- Task description -
Count the lines below that contain the word "promotional", and reply with only that number.

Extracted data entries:
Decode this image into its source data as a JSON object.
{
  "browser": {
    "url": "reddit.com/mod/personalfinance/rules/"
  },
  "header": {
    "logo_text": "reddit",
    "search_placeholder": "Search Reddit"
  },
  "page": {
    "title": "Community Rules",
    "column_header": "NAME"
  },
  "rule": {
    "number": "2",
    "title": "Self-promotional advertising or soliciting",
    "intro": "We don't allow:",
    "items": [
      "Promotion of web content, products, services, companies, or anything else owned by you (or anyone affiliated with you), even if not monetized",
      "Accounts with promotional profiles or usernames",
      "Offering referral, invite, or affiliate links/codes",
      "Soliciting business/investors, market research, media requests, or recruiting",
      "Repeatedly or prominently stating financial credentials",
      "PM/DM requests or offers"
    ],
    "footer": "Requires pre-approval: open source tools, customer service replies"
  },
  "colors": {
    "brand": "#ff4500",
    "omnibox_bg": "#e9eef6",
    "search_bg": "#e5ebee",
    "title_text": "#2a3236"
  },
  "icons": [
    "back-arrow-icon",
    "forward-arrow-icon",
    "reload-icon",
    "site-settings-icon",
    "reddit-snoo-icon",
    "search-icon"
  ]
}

- Finished exercise -
2